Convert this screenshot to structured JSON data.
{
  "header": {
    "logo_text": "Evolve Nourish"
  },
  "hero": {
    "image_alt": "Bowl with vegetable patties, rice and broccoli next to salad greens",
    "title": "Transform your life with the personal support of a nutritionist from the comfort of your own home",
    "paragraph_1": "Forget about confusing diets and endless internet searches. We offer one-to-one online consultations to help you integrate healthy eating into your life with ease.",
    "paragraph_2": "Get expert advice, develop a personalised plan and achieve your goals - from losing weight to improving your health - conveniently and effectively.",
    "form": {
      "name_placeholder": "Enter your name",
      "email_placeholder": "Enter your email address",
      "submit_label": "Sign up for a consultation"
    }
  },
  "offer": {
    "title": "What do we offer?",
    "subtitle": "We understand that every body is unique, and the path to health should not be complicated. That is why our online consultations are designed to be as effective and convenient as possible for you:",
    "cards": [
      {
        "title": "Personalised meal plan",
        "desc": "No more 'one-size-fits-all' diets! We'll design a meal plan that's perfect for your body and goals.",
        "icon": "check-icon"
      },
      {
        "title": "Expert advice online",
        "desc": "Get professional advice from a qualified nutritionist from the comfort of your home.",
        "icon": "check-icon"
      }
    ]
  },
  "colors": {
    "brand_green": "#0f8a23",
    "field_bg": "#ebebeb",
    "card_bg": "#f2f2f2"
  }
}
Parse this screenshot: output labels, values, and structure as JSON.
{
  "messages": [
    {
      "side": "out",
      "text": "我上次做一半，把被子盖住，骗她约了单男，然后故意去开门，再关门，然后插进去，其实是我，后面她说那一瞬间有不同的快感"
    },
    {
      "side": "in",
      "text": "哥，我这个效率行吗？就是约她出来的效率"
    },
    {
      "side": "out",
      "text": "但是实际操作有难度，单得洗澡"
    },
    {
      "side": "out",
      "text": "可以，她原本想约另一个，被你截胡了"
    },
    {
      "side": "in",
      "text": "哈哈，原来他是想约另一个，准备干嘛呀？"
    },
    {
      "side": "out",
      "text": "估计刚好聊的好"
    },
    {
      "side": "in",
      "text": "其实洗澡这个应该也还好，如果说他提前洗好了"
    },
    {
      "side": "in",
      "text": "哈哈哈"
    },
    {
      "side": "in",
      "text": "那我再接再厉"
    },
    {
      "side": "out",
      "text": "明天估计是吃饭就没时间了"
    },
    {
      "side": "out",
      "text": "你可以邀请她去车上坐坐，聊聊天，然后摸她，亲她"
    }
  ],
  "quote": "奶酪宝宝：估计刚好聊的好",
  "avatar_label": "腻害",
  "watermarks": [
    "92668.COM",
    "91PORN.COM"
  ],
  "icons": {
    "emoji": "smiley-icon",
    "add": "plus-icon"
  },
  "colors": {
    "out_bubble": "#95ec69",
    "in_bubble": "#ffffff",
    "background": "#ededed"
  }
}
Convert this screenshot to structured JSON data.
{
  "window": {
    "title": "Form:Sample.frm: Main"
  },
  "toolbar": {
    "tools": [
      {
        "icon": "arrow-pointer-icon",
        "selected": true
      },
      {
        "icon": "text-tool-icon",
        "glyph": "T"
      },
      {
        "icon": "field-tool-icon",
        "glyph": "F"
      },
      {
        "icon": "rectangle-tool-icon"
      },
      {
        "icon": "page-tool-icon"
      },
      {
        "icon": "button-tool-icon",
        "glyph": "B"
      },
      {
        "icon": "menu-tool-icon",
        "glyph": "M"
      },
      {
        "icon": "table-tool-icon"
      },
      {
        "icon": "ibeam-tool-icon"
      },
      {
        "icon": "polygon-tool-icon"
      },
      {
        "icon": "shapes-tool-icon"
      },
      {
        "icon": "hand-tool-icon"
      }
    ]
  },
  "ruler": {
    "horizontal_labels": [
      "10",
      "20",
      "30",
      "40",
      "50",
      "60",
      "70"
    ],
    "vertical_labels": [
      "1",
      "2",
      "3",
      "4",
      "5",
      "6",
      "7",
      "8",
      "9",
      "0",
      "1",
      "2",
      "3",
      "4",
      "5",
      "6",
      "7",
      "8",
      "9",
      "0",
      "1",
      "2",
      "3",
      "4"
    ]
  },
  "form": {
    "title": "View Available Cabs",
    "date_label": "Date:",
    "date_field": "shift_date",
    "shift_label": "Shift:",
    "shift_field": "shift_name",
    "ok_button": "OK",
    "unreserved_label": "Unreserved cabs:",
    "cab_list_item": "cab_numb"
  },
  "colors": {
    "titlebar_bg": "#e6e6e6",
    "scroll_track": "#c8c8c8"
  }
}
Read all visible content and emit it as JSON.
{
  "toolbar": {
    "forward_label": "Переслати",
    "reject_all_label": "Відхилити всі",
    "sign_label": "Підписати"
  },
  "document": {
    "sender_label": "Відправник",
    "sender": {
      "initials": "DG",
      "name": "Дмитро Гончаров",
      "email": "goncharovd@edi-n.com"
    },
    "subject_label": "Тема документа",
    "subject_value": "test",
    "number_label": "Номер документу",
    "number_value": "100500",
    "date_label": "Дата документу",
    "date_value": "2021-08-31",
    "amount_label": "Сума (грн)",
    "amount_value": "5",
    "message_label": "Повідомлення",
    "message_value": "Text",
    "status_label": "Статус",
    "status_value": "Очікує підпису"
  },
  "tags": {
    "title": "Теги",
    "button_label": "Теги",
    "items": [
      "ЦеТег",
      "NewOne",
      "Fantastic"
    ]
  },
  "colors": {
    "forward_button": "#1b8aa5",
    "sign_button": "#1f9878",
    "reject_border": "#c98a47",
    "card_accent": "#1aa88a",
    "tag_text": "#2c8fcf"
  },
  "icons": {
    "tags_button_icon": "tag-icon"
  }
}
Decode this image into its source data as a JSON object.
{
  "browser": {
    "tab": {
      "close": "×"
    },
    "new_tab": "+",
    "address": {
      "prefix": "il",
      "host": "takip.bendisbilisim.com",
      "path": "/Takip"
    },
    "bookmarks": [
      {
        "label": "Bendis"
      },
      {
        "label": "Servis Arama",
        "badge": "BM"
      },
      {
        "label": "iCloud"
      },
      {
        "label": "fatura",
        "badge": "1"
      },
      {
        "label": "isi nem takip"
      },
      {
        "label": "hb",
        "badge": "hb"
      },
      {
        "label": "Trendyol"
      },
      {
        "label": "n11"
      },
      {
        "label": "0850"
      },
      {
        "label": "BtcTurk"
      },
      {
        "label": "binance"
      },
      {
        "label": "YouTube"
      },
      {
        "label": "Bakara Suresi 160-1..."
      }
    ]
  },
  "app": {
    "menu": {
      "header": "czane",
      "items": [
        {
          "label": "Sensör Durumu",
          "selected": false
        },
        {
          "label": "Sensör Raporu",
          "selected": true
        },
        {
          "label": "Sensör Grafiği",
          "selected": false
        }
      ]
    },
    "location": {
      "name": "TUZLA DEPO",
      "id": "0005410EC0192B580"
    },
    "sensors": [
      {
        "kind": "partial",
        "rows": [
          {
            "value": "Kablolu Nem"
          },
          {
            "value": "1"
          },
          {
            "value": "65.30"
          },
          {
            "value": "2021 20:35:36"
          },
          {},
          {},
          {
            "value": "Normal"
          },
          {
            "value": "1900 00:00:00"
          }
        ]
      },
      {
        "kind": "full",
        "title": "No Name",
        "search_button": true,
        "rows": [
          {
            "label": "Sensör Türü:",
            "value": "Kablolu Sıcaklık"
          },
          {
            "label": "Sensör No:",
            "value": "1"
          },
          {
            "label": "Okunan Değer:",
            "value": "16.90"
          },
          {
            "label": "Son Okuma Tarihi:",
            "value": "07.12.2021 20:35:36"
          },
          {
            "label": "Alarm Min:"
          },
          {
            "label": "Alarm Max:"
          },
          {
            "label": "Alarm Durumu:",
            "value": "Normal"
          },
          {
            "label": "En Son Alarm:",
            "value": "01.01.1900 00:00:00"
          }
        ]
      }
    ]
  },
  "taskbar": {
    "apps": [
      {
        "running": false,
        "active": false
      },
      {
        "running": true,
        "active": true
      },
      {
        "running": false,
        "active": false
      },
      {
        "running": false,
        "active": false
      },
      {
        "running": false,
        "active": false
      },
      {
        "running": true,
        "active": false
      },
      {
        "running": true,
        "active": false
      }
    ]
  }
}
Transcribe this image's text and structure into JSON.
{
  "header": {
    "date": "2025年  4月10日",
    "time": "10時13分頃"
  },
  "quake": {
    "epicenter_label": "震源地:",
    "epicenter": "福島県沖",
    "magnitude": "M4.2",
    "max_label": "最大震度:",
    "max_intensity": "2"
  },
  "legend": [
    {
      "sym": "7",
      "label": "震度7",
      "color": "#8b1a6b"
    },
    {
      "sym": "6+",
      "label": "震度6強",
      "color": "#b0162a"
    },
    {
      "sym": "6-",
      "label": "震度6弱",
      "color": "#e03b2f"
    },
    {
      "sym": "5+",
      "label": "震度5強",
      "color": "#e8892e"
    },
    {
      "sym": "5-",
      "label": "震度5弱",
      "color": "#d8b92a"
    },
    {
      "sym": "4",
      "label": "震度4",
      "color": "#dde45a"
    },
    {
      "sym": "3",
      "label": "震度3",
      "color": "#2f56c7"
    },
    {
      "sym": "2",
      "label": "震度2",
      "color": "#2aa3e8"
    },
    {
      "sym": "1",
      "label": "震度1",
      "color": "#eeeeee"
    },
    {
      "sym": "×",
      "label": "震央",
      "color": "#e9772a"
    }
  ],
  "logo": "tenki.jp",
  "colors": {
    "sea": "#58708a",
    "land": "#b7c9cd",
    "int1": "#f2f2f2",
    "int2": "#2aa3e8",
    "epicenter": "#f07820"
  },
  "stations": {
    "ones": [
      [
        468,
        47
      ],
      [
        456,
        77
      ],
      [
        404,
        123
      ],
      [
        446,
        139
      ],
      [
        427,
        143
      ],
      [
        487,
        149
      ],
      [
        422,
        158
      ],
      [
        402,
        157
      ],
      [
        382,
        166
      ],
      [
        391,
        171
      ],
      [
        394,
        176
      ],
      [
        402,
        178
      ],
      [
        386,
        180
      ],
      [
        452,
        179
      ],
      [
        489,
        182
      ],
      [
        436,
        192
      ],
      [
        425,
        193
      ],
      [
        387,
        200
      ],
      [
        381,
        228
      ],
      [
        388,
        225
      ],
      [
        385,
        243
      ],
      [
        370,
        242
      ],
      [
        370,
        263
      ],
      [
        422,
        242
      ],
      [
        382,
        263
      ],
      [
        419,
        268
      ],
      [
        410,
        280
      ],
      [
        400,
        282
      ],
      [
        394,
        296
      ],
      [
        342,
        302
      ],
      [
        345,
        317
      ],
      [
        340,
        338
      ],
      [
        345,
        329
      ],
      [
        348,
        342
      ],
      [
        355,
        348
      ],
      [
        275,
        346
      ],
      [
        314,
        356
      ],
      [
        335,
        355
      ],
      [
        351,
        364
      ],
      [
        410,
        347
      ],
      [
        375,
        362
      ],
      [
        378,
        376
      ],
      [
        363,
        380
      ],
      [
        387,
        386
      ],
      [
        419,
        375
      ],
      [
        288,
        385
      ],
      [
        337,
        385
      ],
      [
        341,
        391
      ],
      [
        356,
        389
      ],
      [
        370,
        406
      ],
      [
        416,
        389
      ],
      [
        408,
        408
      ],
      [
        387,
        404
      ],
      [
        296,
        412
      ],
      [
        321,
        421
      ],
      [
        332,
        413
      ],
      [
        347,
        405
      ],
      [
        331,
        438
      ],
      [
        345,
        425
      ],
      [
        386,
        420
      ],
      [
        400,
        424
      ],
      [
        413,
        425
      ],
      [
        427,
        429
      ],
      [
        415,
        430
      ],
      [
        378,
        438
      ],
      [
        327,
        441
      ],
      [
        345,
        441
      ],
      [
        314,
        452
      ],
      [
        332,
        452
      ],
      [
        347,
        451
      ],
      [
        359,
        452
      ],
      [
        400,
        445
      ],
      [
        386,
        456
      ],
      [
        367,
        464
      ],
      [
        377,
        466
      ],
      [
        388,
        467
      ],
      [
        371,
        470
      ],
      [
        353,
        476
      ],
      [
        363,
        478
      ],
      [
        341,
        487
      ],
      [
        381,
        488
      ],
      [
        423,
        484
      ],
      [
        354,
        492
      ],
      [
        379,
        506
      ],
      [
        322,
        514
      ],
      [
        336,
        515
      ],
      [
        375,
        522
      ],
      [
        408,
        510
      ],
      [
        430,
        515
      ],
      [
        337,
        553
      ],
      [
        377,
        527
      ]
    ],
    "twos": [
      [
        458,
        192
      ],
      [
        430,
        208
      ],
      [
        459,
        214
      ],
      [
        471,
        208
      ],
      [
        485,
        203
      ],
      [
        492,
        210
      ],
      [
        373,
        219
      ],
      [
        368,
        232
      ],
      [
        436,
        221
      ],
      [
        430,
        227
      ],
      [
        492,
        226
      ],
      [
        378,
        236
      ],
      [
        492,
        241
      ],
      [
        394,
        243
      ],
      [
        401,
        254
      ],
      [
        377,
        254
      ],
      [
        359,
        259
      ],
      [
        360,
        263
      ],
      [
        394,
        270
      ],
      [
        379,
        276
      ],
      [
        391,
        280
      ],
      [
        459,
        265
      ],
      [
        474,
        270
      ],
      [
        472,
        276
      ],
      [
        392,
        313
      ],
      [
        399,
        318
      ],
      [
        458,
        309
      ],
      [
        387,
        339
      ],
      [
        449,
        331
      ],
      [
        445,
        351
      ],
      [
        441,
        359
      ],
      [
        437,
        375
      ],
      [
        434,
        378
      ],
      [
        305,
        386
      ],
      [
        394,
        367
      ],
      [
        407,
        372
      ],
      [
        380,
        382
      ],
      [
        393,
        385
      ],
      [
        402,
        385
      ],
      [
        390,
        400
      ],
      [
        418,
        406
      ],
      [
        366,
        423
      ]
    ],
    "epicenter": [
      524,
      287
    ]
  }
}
------------------------------------------------------------
EXERCISE DESCRIPTION:
In the records above, collect each line with "nutritionist".

RESULT OF THIS EXERCISE:
    "title": "Transform your life with the personal support of a nutritionist from the comfort of your own home",
        "desc": "Get professional advice from a qualified nutritionist from the comfort of your home.",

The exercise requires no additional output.